» DATA SHOWN:
---

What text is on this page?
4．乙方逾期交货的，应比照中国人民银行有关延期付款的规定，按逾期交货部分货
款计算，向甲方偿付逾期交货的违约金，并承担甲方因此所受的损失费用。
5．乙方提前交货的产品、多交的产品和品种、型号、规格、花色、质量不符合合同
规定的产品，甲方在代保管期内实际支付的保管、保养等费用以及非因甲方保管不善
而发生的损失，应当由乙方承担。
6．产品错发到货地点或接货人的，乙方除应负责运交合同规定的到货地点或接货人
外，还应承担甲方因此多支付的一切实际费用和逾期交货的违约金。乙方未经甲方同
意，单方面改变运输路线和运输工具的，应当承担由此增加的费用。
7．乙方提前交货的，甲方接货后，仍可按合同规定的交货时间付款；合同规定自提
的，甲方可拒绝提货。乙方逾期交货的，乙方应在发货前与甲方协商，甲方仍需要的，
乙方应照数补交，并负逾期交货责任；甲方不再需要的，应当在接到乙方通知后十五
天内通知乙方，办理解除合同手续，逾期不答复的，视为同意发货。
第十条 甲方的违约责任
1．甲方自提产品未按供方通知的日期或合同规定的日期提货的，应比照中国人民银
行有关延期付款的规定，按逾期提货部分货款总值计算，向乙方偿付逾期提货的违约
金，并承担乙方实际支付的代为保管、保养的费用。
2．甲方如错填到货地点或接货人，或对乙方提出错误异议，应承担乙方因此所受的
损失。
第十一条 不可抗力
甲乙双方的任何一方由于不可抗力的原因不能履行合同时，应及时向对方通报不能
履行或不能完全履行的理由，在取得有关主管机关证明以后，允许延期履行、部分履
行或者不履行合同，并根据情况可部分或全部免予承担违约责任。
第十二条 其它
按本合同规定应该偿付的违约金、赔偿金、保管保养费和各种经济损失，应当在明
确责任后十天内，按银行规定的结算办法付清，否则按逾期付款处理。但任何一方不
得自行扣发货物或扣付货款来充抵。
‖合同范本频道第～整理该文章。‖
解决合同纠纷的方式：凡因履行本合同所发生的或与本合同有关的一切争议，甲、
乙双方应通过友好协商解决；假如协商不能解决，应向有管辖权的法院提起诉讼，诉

---

» TASK TO COMPLETE: Copy each line of the records that contains the word "乙方逾期交货的".

» SOLUTION BELOW:
4．乙方逾期交货的，应比照中国人民银行有关延期付款的规定，按逾期交货部分货
的，甲方可拒绝提货。乙方逾期交货的，乙方应在发货前与甲方协商，甲方仍需要的，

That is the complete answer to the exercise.